(Exercise)
Scan the listing below and copy every line holding "http".

(Exercise inputs)
━━━━━━━━━━

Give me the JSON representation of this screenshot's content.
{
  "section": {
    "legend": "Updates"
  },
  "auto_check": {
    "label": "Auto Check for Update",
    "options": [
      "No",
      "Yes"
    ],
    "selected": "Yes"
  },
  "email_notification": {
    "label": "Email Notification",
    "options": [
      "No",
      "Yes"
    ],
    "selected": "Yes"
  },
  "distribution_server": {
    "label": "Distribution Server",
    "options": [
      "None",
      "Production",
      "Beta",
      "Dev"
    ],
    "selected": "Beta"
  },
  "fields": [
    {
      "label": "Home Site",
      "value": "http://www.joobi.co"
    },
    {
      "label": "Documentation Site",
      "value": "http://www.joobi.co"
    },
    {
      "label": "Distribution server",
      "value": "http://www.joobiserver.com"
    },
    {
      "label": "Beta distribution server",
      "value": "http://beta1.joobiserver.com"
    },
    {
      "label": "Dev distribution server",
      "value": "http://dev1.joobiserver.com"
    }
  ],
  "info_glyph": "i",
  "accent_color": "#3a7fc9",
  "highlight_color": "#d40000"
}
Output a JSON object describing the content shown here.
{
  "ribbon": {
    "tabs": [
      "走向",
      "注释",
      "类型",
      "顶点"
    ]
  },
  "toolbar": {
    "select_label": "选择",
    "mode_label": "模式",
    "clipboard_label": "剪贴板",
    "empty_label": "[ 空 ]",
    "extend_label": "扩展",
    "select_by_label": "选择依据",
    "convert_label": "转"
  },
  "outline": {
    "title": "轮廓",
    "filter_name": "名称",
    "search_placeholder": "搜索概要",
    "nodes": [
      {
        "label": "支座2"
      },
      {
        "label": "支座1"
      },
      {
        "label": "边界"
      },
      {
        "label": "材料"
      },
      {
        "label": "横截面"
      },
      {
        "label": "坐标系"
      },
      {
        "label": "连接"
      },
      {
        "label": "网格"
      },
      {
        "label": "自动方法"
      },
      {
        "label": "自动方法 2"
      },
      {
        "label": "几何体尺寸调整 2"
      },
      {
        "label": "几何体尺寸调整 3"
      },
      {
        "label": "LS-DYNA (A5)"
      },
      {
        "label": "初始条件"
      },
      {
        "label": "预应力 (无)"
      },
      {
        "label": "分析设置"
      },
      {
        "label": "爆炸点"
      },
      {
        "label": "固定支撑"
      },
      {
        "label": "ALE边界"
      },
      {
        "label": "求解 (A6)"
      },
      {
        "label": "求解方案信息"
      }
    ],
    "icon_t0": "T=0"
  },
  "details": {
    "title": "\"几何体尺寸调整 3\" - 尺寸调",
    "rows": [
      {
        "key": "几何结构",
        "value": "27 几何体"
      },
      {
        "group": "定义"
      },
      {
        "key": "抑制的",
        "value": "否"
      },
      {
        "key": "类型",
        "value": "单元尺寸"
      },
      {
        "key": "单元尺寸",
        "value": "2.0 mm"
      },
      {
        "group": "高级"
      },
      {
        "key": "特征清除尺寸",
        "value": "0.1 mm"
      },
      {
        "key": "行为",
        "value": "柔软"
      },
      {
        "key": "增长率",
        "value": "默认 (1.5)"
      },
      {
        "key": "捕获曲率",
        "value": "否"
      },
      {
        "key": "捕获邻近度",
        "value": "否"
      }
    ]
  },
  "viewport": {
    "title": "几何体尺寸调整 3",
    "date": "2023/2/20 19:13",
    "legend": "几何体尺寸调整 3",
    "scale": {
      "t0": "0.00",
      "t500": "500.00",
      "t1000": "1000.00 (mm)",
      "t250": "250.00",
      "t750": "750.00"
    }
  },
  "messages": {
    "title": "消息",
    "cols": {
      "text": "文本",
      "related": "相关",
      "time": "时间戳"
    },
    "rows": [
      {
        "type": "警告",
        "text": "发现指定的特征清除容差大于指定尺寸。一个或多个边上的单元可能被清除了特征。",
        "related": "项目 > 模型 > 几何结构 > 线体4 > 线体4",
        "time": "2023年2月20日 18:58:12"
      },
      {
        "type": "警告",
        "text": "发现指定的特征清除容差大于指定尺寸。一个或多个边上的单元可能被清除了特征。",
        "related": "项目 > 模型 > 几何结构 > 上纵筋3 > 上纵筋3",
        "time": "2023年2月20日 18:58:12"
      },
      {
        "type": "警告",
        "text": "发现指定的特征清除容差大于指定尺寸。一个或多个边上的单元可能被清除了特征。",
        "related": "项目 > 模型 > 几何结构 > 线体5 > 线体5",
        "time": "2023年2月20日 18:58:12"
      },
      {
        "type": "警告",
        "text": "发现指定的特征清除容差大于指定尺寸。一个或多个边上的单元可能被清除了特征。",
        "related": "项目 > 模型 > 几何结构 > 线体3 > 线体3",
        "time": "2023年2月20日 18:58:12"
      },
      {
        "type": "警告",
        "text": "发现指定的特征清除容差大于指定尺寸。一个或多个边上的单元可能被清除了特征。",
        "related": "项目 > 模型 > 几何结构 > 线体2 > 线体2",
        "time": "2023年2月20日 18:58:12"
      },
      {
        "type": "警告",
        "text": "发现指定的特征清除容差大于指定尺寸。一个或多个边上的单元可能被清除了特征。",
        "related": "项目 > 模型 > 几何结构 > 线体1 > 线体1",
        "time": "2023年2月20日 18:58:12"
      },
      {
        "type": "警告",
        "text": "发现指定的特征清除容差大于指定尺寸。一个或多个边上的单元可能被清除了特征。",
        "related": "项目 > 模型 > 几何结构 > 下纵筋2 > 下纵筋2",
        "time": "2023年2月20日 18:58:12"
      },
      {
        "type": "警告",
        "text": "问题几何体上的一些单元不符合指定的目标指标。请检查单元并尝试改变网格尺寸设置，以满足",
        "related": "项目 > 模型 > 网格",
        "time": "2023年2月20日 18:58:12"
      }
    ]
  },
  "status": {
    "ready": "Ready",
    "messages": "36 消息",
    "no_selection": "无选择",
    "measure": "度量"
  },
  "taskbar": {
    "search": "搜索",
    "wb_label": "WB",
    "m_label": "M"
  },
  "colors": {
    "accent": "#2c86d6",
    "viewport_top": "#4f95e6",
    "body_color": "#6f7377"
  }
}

━━━━━━━━━━

(Written response)
      "value": "http://www.joobi.co"
      "value": "http://www.joobi.co"
      "value": "http://www.joobiserver.com"
      "value": "http://beta1.joobiserver.com"
      "value": "http://dev1.joobiserver.com"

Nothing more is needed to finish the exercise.